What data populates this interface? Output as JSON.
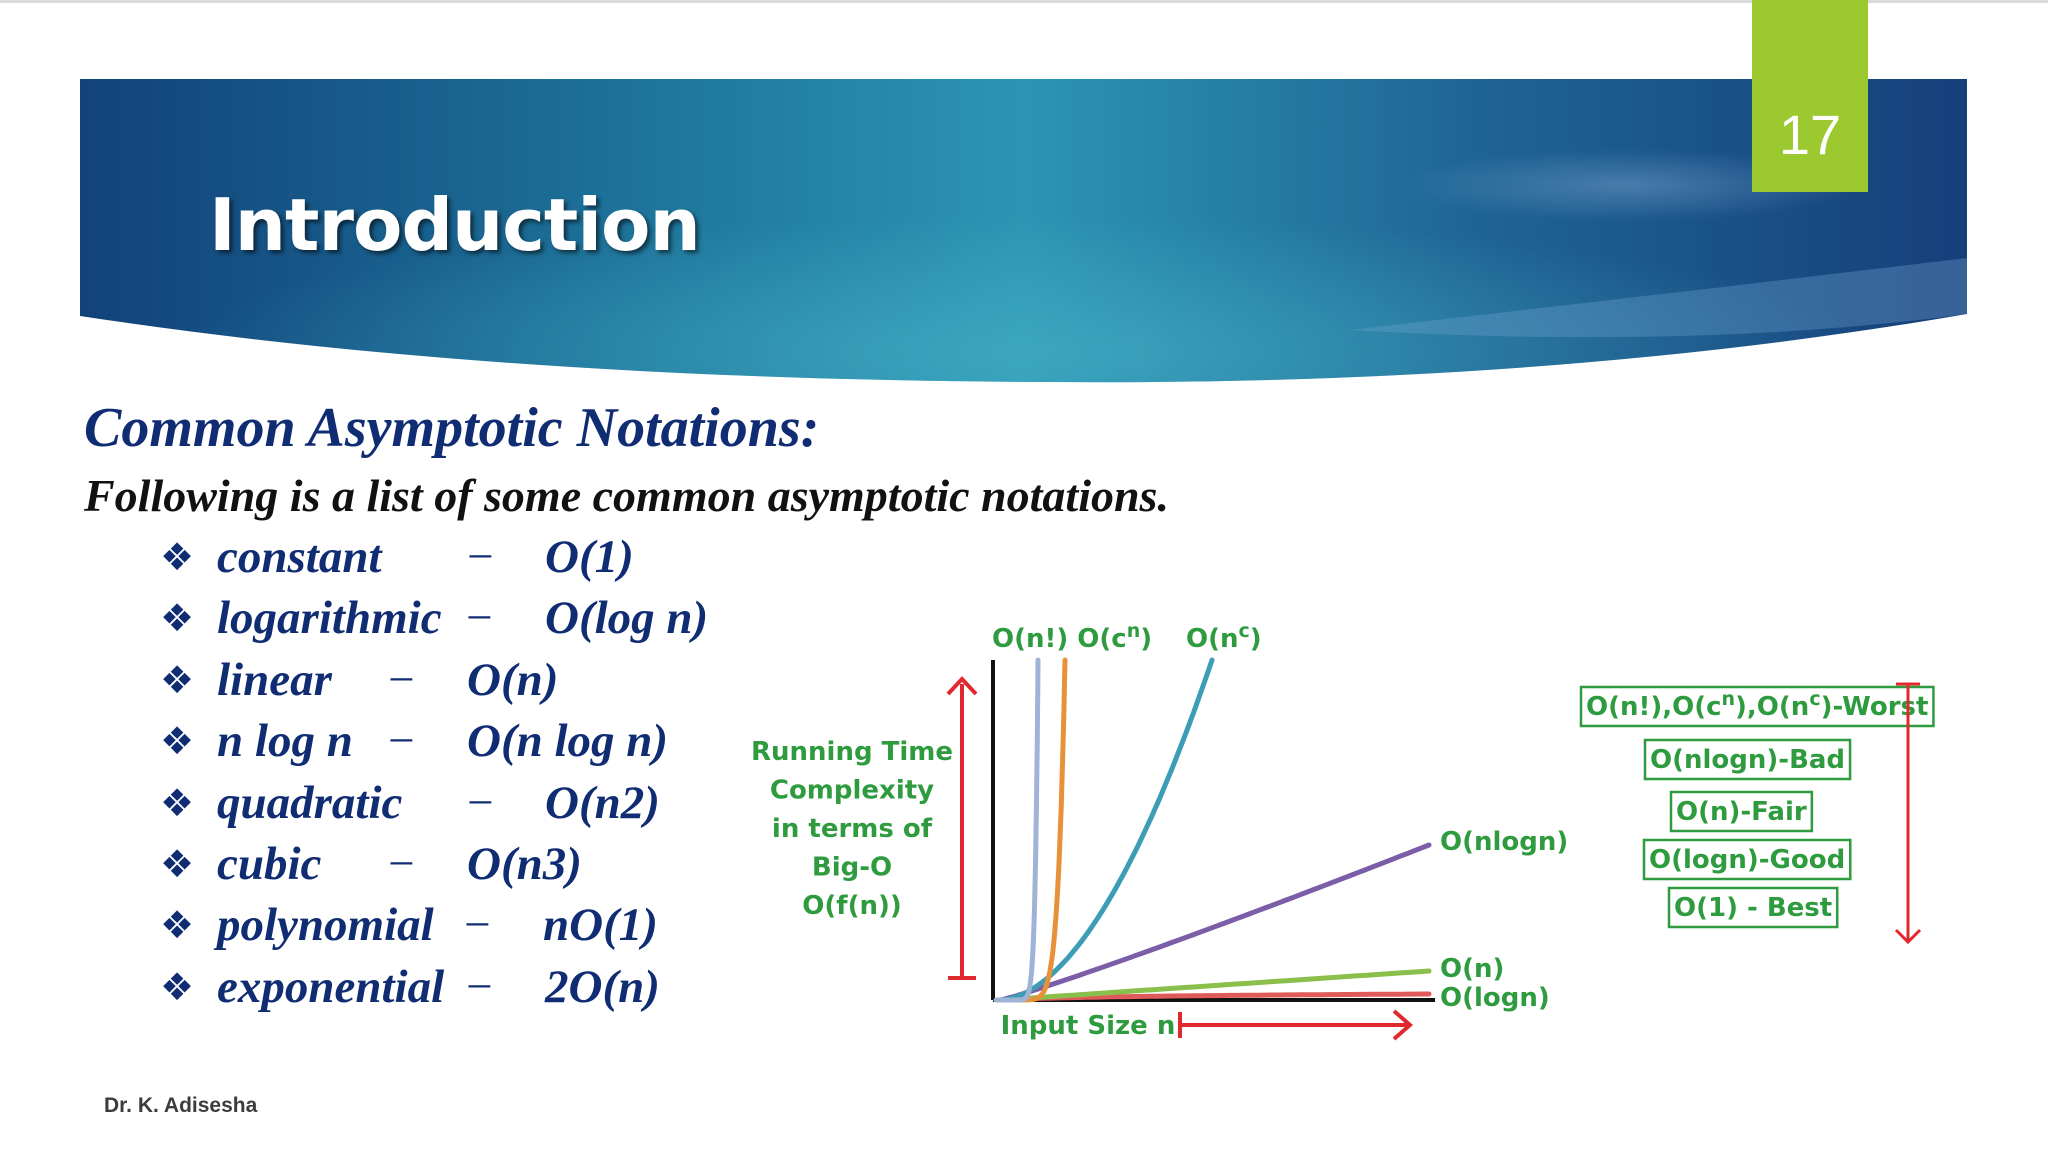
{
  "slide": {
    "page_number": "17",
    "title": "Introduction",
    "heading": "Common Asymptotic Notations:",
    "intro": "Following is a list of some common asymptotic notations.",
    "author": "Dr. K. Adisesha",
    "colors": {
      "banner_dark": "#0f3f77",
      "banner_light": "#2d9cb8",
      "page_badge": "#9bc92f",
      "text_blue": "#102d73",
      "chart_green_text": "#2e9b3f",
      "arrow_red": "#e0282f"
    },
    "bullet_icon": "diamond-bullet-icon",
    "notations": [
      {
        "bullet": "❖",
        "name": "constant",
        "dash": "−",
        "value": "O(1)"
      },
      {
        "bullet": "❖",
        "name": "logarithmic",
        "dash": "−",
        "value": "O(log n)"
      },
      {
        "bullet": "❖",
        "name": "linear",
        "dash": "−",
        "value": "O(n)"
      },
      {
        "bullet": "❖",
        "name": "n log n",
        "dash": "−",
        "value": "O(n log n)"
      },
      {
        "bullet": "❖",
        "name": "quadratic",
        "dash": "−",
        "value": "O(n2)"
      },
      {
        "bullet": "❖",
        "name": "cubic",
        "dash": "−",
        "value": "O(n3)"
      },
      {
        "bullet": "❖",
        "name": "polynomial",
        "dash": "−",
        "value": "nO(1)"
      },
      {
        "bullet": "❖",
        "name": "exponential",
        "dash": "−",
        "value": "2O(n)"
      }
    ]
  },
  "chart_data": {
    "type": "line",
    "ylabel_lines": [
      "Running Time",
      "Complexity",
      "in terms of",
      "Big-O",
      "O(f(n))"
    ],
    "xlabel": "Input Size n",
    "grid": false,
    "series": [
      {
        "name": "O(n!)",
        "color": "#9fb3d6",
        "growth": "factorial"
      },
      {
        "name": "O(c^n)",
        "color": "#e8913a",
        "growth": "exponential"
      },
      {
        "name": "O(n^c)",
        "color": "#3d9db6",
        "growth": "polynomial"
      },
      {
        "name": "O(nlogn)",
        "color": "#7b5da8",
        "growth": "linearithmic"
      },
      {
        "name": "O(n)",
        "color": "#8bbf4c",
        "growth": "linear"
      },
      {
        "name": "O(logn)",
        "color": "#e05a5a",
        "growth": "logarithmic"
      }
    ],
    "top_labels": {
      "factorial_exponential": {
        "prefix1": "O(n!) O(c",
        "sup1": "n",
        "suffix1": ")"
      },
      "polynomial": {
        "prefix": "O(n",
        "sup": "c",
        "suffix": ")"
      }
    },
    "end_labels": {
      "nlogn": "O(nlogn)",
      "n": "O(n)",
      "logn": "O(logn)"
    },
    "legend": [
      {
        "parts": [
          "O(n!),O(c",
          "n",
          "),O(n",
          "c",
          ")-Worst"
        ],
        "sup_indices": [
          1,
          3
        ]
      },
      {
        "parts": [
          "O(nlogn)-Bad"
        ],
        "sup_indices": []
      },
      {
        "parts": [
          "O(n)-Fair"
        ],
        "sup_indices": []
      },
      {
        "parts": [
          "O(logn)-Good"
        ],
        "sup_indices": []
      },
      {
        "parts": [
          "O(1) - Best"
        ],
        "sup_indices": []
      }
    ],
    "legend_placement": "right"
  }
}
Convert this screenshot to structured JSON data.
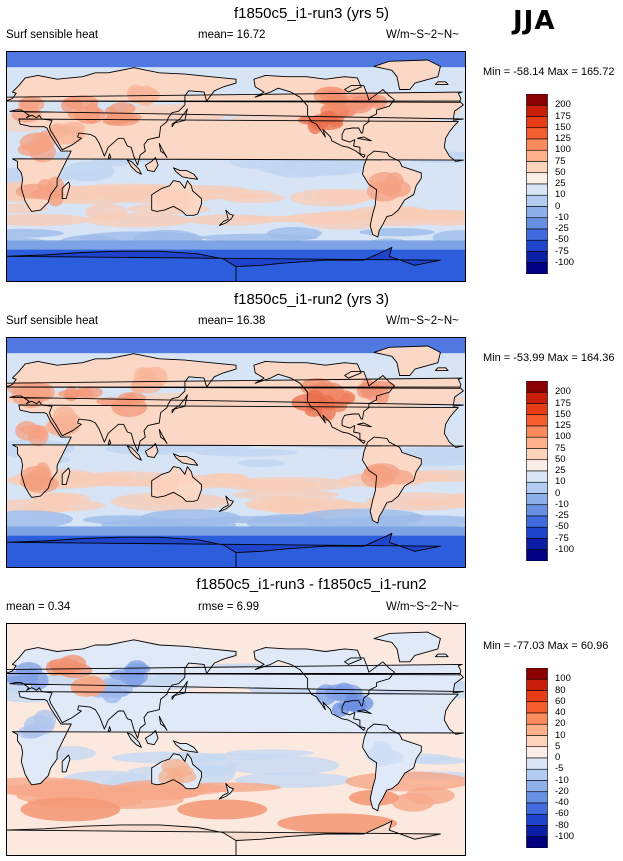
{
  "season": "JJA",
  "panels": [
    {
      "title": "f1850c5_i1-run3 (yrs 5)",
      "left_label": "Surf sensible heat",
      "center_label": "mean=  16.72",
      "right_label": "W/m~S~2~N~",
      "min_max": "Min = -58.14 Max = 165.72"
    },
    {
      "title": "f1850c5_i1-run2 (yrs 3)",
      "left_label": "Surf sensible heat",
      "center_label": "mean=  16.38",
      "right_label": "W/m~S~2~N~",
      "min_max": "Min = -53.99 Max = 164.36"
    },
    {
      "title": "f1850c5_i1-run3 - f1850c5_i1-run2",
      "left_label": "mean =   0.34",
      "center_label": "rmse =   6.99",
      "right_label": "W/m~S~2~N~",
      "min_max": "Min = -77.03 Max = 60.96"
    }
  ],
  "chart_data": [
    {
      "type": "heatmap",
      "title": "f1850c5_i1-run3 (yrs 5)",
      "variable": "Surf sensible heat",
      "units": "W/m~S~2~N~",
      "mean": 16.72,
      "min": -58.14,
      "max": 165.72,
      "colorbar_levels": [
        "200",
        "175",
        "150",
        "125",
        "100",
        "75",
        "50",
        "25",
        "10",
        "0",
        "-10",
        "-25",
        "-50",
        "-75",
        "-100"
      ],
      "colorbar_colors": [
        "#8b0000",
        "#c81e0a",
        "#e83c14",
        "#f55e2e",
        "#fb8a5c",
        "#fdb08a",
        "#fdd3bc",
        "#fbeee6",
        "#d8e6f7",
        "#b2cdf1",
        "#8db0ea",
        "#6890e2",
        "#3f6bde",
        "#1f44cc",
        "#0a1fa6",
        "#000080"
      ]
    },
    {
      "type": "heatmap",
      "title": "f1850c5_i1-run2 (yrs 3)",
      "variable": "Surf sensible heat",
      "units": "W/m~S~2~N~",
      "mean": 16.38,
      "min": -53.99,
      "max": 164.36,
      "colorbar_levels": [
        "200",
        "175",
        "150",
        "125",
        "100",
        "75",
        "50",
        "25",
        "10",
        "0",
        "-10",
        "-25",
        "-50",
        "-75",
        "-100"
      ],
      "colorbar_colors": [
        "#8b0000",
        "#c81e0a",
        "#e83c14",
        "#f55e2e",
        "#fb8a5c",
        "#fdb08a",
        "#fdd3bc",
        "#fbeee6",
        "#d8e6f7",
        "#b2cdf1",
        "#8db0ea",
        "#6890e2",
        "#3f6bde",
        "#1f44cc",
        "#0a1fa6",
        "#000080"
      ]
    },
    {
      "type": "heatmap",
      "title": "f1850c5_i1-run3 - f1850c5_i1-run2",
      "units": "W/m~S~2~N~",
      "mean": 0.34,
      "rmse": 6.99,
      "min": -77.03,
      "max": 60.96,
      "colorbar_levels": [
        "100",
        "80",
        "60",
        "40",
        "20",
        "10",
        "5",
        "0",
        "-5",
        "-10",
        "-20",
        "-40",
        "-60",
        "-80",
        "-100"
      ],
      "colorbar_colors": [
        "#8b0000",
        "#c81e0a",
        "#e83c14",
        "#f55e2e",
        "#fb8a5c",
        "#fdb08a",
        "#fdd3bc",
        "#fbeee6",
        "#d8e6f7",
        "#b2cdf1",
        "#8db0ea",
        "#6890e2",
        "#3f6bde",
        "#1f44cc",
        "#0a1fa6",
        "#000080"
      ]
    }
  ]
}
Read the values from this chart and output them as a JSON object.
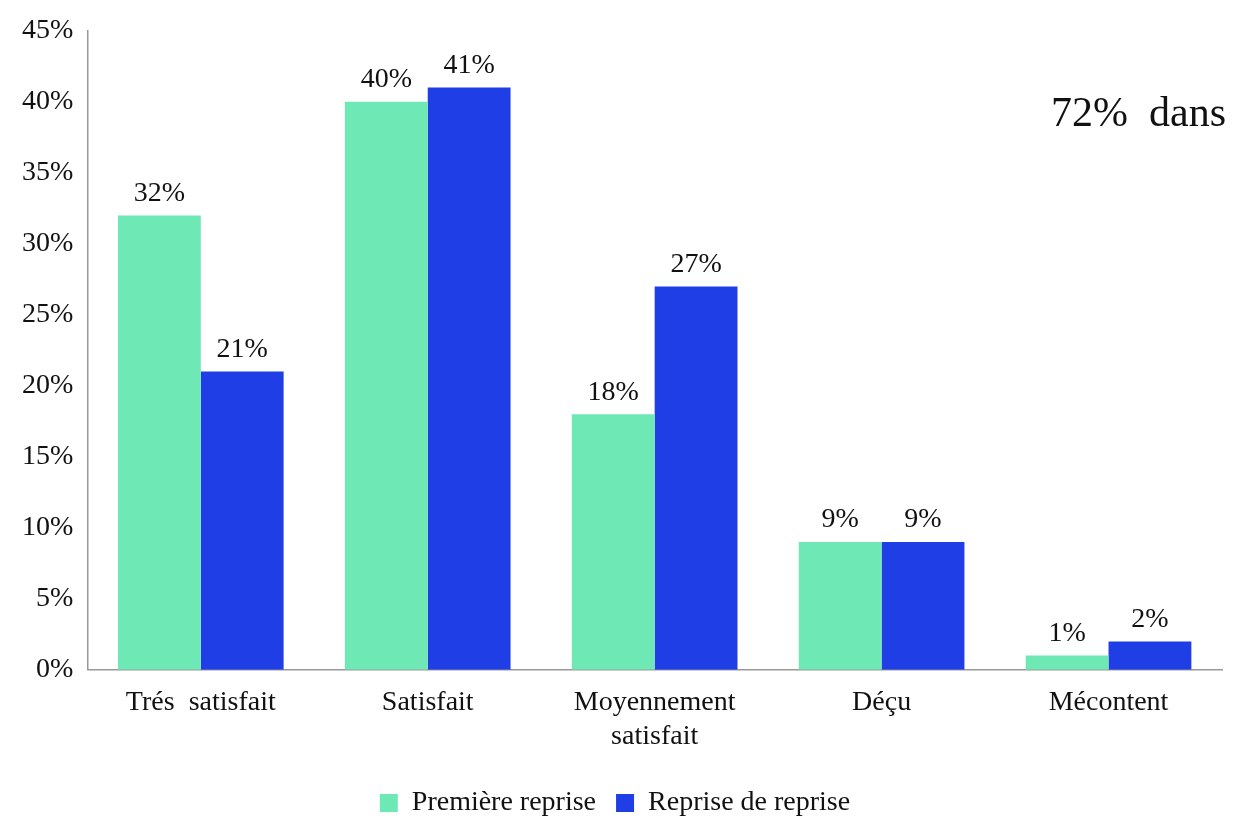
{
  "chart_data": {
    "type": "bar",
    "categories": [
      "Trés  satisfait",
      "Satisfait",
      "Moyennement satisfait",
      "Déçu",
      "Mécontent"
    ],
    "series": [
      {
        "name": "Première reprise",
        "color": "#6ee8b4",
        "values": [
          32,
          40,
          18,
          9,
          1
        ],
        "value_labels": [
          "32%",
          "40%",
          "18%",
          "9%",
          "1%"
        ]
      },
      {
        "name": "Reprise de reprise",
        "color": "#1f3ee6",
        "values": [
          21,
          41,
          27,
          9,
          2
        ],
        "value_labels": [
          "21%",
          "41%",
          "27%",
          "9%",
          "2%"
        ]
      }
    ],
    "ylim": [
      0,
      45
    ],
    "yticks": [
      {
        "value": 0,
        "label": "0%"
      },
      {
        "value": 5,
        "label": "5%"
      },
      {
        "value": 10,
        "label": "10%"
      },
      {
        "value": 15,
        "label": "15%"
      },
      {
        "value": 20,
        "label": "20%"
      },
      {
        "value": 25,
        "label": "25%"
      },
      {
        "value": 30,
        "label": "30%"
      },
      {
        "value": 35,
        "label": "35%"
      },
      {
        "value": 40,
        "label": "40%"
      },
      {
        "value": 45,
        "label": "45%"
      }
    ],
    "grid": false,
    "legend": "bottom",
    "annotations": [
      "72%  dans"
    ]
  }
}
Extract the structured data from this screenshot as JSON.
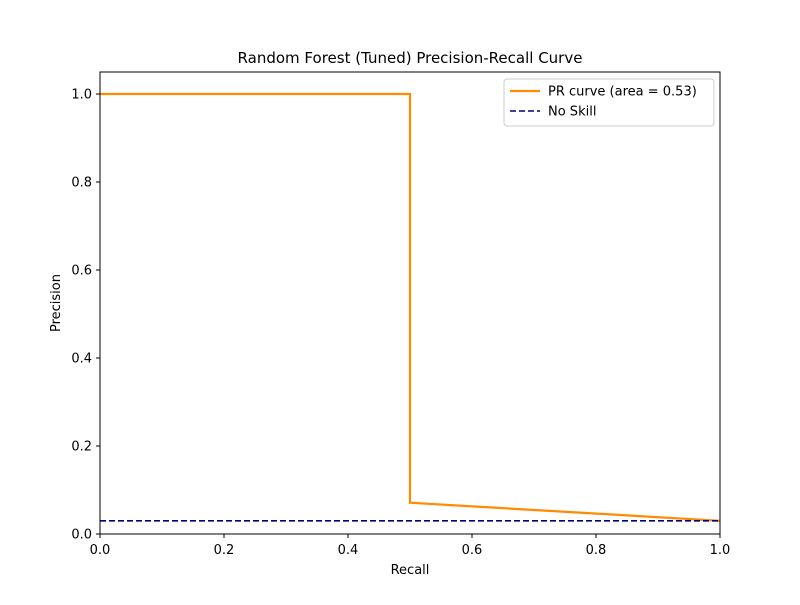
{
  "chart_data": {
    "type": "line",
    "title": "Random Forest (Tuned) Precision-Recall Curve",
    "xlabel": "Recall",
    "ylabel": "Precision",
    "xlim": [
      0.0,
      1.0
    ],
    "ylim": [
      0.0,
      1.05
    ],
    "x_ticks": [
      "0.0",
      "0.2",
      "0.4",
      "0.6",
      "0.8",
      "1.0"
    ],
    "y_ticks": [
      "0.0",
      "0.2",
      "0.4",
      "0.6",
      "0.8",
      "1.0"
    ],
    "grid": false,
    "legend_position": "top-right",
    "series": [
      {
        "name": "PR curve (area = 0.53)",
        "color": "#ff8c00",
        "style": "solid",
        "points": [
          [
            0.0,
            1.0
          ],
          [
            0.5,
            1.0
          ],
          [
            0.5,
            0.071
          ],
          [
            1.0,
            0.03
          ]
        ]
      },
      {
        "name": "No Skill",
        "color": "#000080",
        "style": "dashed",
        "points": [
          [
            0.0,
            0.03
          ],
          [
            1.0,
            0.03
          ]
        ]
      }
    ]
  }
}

--- --- ---

**BRIEF**
Identify each line of the material where the word "JSON" shows up, and copy it.

**SOLUTION TO THIS TASK**
What data populates this interface? Output as JSON.
Convert this screenshot to structured JSON data.
Read the values from this chart and output them as a JSON object.
Extract the structured data from this screenshot as JSON.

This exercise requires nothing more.